------ Data in this exercise ------

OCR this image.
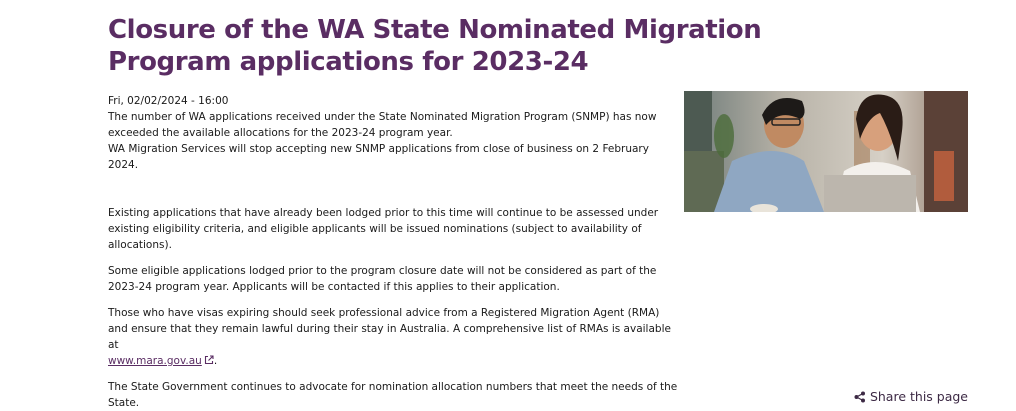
Closure of the WA State Nominated Migration Program applications for 2023-24
Fri, 02/02/2024 - 16:00

The number of WA applications received under the State Nominated Migration Program (SNMP) has now exceeded the available allocations for the 2023-24 program year.

WA Migration Services will stop accepting new SNMP applications from close of business on 2 February 2024.

Existing applications that have already been lodged prior to this time will continue to be assessed under existing eligibility criteria, and eligible applicants will be issued nominations (subject to availability of allocations).

Some eligible applications lodged prior to the program closure date will not be considered as part of the 2023-24 program year. Applicants will be contacted if this applies to their application.

Those who have visas expiring should seek professional advice from a Registered Migration Agent (RMA) and ensure that they remain lawful during their stay in Australia. A comprehensive list of RMAs is available at
www.mara.gov.au .

The State Government continues to advocate for nomination allocation numbers that meet the needs of the State.	Share this page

------

_Task to complete_: Copy each line from the records above that includes the string "allocations".

_Answer for this exercise_:
The number of WA applications received under the State Nominated Migration Program (SNMP) has now exceeded the available allocations for the 2023-24 program year.
Existing applications that have already been lodged prior to this time will continue to be assessed under existing eligibility criteria, and eligible applicants will be issued nominations (subject to availability of allocations).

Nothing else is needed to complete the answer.